**Problem to solve**
From the entries below, pull out each line where "prices" appears.

**Records provided**
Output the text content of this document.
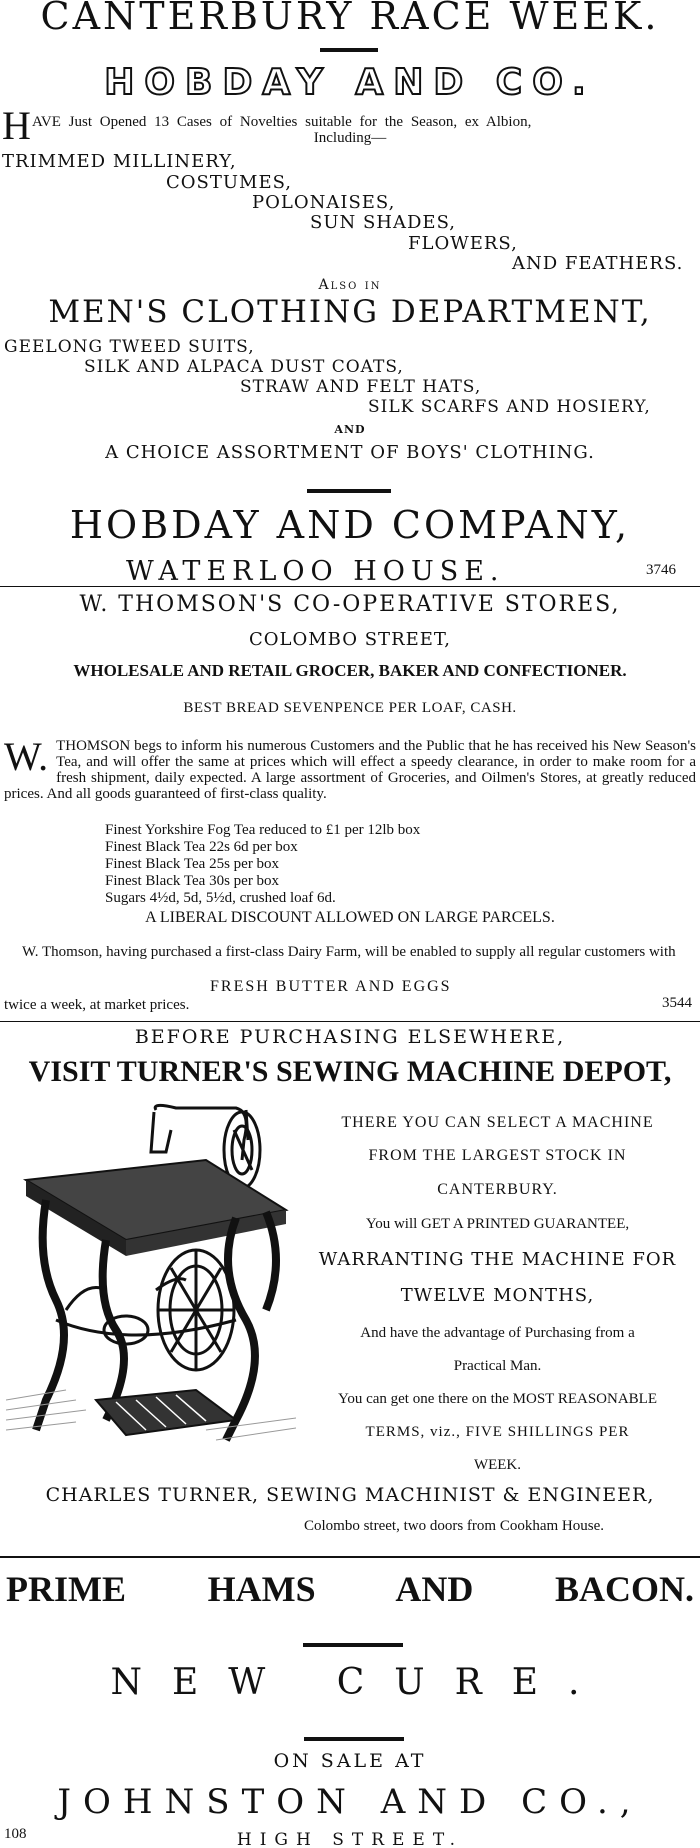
CANTERBURY RACE WEEK.
HOBDAY AND CO.
H AVE Just Opened 13 Cases of Novelties suitable for the Season, ex Albion,
Including—
TRIMMED MILLINERY,
COSTUMES,
POLONAISES,
SUN SHADES,
FLOWERS,
AND FEATHERS.
Also in
MEN'S CLOTHING DEPARTMENT,
GEELONG TWEED SUITS,
SILK AND ALPACA DUST COATS,
STRAW AND FELT HATS,
SILK SCARFS AND HOSIERY,
AND
A CHOICE ASSORTMENT OF BOYS' CLOTHING.
HOBDAY AND COMPANY,
WATERLOO HOUSE.	3746
W. THOMSON'S CO-OPERATIVE STORES,
COLOMBO STREET,
WHOLESALE AND RETAIL GROCER, BAKER AND CONFECTIONER.
BEST BREAD SEVENPENCE PER LOAF, CASH.
W. THOMSON begs to inform his numerous Customers and the Public that he has received his New Season's Tea, and will offer the same at prices which will effect a speedy clearance, in order to make room for a fresh shipment, daily expected. A large assortment of Groceries, and Oilmen's Stores, at greatly reduced prices. And all goods guaranteed of first-class quality.
Finest Yorkshire Fog Tea reduced to £1 per 12lb box
Finest Black Tea 22s 6d per box
Finest Black Tea 25s per box
Finest Black Tea 30s per box
Sugars 4½d, 5d, 5½d, crushed loaf 6d.
A LIBERAL DISCOUNT ALLOWED ON LARGE PARCELS.
W. Thomson, having purchased a first-class Dairy Farm, will be enabled to supply all regular customers with
FRESH BUTTER AND EGGS
twice a week, at market prices.	3544
BEFORE PURCHASING ELSEWHERE,
VISIT TURNER'S SEWING MACHINE DEPOT,
THERE YOU CAN SELECT A MACHINE
FROM THE LARGEST STOCK IN
CANTERBURY.
You will GET A PRINTED GUARANTEE,
WARRANTING THE MACHINE FOR
TWELVE MONTHS,
And have the advantage of Purchasing from a
Practical Man.
You can get one there on the MOST REASONABLE
TERMS, viz., FIVE SHILLINGS PER
WEEK.
CHARLES TURNER, SEWING MACHINIST & ENGINEER,
Colombo street, two doors from Cookham House.
PRIME HAMS AND BACON.
NEW CURE.
ON SALE AT
JOHNSTON AND CO.,
HIGH STREET.
108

**Answer to the exercise**
W. THOMSON begs to inform his numerous Customers and the Public that he has received his New Season's Tea, and will offer the same at prices which will effect a speedy clearance, in order to make room for a fresh shipment, daily expected. A large assortment of Groceries, and Oilmen's Stores, at greatly reduced prices. And all goods guaranteed of first-class quality.
twice a week, at market prices.	3544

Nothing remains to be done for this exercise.